*PROVIDED RECORDS*
____

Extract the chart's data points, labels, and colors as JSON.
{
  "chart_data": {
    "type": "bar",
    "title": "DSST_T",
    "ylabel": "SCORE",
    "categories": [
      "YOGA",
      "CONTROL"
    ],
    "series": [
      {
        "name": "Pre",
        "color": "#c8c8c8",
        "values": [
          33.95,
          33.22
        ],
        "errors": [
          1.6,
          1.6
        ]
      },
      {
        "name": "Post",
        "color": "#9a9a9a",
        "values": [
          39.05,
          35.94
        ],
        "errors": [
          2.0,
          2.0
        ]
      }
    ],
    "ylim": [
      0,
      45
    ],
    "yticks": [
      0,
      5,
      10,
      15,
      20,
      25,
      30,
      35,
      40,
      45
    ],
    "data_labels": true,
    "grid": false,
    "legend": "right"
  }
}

____

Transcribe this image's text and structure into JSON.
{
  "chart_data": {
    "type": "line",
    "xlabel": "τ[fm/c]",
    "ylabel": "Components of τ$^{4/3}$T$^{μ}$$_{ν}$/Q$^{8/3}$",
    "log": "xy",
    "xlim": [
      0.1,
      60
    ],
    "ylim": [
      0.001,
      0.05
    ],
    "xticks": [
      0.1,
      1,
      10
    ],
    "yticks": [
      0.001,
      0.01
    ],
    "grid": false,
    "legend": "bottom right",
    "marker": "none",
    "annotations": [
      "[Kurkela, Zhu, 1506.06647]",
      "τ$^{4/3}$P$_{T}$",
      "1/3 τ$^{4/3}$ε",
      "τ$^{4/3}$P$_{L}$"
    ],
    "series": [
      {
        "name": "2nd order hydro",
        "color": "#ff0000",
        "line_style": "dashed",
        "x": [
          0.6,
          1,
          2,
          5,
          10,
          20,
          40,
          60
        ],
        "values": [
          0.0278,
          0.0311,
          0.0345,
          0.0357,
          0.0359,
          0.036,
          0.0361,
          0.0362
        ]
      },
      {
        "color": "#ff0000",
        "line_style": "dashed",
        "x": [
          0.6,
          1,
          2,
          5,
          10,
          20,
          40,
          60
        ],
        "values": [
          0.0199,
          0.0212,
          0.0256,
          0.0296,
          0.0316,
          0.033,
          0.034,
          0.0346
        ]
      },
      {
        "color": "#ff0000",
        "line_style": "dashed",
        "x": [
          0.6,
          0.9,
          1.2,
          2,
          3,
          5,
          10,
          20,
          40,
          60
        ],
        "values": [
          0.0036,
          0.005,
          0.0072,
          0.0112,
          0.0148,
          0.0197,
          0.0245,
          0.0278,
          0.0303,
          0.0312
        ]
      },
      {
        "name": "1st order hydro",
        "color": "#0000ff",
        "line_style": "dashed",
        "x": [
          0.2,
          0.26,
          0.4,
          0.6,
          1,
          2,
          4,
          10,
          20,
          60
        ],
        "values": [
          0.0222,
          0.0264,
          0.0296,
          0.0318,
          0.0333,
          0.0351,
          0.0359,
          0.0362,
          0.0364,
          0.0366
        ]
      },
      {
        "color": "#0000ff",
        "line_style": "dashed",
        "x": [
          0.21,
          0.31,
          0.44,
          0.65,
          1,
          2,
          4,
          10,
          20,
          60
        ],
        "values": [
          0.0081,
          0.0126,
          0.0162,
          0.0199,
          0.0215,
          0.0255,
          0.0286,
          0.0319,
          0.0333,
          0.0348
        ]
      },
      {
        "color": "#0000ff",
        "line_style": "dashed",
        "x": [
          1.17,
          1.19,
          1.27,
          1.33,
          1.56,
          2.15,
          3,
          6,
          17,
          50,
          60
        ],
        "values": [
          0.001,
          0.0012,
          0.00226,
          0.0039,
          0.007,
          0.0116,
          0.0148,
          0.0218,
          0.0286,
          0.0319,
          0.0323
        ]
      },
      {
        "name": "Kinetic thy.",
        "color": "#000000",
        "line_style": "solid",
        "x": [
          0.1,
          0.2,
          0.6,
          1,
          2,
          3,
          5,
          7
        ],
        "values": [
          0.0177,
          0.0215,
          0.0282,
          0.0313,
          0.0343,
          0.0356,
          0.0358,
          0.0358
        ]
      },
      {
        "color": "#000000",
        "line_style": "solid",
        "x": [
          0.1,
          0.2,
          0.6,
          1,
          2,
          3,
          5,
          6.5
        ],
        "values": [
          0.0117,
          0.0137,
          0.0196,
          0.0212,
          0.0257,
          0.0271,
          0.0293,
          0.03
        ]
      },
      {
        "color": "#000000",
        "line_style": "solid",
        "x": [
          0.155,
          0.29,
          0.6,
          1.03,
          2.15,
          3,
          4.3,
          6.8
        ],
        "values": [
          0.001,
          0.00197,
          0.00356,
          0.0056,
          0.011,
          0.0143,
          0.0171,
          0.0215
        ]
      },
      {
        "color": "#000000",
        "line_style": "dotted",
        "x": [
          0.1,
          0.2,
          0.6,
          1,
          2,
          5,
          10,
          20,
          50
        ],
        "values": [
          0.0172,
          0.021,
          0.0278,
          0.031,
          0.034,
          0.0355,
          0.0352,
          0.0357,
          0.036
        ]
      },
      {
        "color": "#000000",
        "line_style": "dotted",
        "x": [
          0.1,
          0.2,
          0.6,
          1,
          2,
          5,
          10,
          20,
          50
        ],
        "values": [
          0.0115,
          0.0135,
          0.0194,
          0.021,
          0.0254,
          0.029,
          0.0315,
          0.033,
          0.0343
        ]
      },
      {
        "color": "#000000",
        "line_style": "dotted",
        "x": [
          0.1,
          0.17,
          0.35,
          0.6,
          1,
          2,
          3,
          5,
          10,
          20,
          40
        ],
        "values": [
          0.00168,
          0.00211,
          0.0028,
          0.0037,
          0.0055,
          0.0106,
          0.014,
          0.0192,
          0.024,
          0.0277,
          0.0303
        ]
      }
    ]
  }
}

____

*INSTRUCTION*
Filter out every line that lacks the word "ylabel", and copy the rest.

*SOLUTION TO THIS EXERCISE*
    "ylabel": "SCORE",
    "ylabel": "Components of τ$^{4/3}$T$^{μ}$$_{ν}$/Q$^{8/3}$",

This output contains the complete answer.